SET EXERCISE
Exactly reproduce each entry, leaving out nothing.

——————

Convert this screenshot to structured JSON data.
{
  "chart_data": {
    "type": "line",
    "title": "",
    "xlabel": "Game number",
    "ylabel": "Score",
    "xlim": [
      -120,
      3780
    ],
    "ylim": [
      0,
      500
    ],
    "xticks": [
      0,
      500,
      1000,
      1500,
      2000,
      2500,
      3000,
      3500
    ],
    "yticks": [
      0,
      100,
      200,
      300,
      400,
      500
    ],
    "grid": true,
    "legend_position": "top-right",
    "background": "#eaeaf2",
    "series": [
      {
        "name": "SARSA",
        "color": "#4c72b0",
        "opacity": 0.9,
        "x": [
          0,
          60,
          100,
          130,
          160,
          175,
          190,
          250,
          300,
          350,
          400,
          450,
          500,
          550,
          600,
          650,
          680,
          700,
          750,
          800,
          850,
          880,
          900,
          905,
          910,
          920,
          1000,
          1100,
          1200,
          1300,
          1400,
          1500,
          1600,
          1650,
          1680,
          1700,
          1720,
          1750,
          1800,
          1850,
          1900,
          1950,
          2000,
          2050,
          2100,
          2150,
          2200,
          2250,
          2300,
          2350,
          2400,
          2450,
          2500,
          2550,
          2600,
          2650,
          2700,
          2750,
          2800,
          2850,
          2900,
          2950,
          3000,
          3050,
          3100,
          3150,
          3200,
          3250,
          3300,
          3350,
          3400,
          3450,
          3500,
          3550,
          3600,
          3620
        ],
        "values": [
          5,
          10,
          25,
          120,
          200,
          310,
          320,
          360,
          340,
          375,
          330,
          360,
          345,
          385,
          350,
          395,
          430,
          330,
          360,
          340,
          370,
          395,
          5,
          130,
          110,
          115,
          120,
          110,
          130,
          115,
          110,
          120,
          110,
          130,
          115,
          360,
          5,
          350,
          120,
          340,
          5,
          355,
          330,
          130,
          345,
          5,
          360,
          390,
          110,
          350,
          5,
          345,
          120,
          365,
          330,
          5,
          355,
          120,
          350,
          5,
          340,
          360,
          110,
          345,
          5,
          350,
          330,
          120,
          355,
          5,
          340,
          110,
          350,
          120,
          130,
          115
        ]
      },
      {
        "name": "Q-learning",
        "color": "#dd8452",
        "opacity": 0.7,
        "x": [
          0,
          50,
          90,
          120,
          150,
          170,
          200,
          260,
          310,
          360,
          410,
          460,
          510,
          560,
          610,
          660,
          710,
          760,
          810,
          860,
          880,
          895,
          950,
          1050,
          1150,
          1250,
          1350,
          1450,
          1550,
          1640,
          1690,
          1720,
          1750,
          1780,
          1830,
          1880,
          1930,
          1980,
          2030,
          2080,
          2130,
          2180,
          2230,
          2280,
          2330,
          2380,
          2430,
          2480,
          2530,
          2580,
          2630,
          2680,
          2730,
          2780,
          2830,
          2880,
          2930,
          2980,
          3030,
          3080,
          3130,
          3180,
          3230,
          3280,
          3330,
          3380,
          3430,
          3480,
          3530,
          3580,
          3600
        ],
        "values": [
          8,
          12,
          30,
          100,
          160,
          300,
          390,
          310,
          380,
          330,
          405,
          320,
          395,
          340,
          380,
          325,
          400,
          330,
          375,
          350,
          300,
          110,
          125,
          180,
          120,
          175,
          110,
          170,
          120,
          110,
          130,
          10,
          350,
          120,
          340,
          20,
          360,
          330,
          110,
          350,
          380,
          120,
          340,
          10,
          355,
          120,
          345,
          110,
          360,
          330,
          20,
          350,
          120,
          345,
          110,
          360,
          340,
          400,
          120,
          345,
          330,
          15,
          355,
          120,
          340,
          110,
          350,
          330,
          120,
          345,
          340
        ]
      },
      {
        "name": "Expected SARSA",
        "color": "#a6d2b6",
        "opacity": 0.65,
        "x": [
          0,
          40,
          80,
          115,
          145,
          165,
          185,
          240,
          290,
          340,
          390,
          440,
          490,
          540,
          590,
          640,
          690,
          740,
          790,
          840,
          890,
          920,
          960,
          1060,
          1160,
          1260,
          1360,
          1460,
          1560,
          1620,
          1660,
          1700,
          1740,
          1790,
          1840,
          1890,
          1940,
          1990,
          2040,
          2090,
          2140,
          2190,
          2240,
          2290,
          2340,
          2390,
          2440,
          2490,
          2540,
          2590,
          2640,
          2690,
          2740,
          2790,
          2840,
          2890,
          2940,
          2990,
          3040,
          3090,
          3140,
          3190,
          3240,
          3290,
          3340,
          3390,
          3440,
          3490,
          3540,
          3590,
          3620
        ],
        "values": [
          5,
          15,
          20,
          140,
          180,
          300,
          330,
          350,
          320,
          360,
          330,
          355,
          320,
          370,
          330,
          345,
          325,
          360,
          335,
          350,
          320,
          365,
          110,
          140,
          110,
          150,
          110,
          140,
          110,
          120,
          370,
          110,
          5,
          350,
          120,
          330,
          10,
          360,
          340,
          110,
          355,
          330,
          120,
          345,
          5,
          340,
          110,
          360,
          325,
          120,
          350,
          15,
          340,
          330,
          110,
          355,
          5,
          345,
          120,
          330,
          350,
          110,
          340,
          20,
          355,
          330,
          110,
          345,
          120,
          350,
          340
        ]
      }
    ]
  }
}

——————

ANSWER TO THIS PROBLEM
Convert this screenshot to structured JSON data.
{
  "chart_data": {
    "type": "line",
    "title": "",
    "xlabel": "Game number",
    "ylabel": "Score",
    "xlim": [
      -120,
      3780
    ],
    "ylim": [
      0,
      500
    ],
    "xticks": [
      0,
      500,
      1000,
      1500,
      2000,
      2500,
      3000,
      3500
    ],
    "yticks": [
      0,
      100,
      200,
      300,
      400,
      500
    ],
    "grid": true,
    "legend_position": "top-right",
    "background": "#eaeaf2",
    "series": [
      {
        "name": "SARSA",
        "color": "#4c72b0",
        "opacity": 0.9,
        "x": [
          0,
          60,
          100,
          130,
          160,
          175,
          190,
          250,
          300,
          350,
          400,
          450,
          500,
          550,
          600,
          650,
          680,
          700,
          750,
          800,
          850,
          880,
          900,
          905,
          910,
          920,
          1000,
          1100,
          1200,
          1300,
          1400,
          1500,
          1600,
          1650,
          1680,
          1700,
          1720,
          1750,
          1800,
          1850,
          1900,
          1950,
          2000,
          2050,
          2100,
          2150,
          2200,
          2250,
          2300,
          2350,
          2400,
          2450,
          2500,
          2550,
          2600,
          2650,
          2700,
          2750,
          2800,
          2850,
          2900,
          2950,
          3000,
          3050,
          3100,
          3150,
          3200,
          3250,
          3300,
          3350,
          3400,
          3450,
          3500,
          3550,
          3600,
          3620
        ],
        "values": [
          5,
          10,
          25,
          120,
          200,
          310,
          320,
          360,
          340,
          375,
          330,
          360,
          345,
          385,
          350,
          395,
          430,
          330,
          360,
          340,
          370,
          395,
          5,
          130,
          110,
          115,
          120,
          110,
          130,
          115,
          110,
          120,
          110,
          130,
          115,
          360,
          5,
          350,
          120,
          340,
          5,
          355,
          330,
          130,
          345,
          5,
          360,
          390,
          110,
          350,
          5,
          345,
          120,
          365,
          330,
          5,
          355,
          120,
          350,
          5,
          340,
          360,
          110,
          345,
          5,
          350,
          330,
          120,
          355,
          5,
          340,
          110,
          350,
          120,
          130,
          115
        ]
      },
      {
        "name": "Q-learning",
        "color": "#dd8452",
        "opacity": 0.7,
        "x": [
          0,
          50,
          90,
          120,
          150,
          170,
          200,
          260,
          310,
          360,
          410,
          460,
          510,
          560,
          610,
          660,
          710,
          760,
          810,
          860,
          880,
          895,
          950,
          1050,
          1150,
          1250,
          1350,
          1450,
          1550,
          1640,
          1690,
          1720,
          1750,
          1780,
          1830,
          1880,
          1930,
          1980,
          2030,
          2080,
          2130,
          2180,
          2230,
          2280,
          2330,
          2380,
          2430,
          2480,
          2530,
          2580,
          2630,
          2680,
          2730,
          2780,
          2830,
          2880,
          2930,
          2980,
          3030,
          3080,
          3130,
          3180,
          3230,
          3280,
          3330,
          3380,
          3430,
          3480,
          3530,
          3580,
          3600
        ],
        "values": [
          8,
          12,
          30,
          100,
          160,
          300,
          390,
          310,
          380,
          330,
          405,
          320,
          395,
          340,
          380,
          325,
          400,
          330,
          375,
          350,
          300,
          110,
          125,
          180,
          120,
          175,
          110,
          170,
          120,
          110,
          130,
          10,
          350,
          120,
          340,
          20,
          360,
          330,
          110,
          350,
          380,
          120,
          340,
          10,
          355,
          120,
          345,
          110,
          360,
          330,
          20,
          350,
          120,
          345,
          110,
          360,
          340,
          400,
          120,
          345,
          330,
          15,
          355,
          120,
          340,
          110,
          350,
          330,
          120,
          345,
          340
        ]
      },
      {
        "name": "Expected SARSA",
        "color": "#a6d2b6",
        "opacity": 0.65,
        "x": [
          0,
          40,
          80,
          115,
          145,
          165,
          185,
          240,
          290,
          340,
          390,
          440,
          490,
          540,
          590,
          640,
          690,
          740,
          790,
          840,
          890,
          920,
          960,
          1060,
          1160,
          1260,
          1360,
          1460,
          1560,
          1620,
          1660,
          1700,
          1740,
          1790,
          1840,
          1890,
          1940,
          1990,
          2040,
          2090,
          2140,
          2190,
          2240,
          2290,
          2340,
          2390,
          2440,
          2490,
          2540,
          2590,
          2640,
          2690,
          2740,
          2790,
          2840,
          2890,
          2940,
          2990,
          3040,
          3090,
          3140,
          3190,
          3240,
          3290,
          3340,
          3390,
          3440,
          3490,
          3540,
          3590,
          3620
        ],
        "values": [
          5,
          15,
          20,
          140,
          180,
          300,
          330,
          350,
          320,
          360,
          330,
          355,
          320,
          370,
          330,
          345,
          325,
          360,
          335,
          350,
          320,
          365,
          110,
          140,
          110,
          150,
          110,
          140,
          110,
          120,
          370,
          110,
          5,
          350,
          120,
          330,
          10,
          360,
          340,
          110,
          355,
          330,
          120,
          345,
          5,
          340,
          110,
          360,
          325,
          120,
          350,
          15,
          340,
          330,
          110,
          355,
          5,
          345,
          120,
          330,
          350,
          110,
          340,
          20,
          355,
          330,
          110,
          345,
          120,
          350,
          340
        ]
      }
    ]
  }
}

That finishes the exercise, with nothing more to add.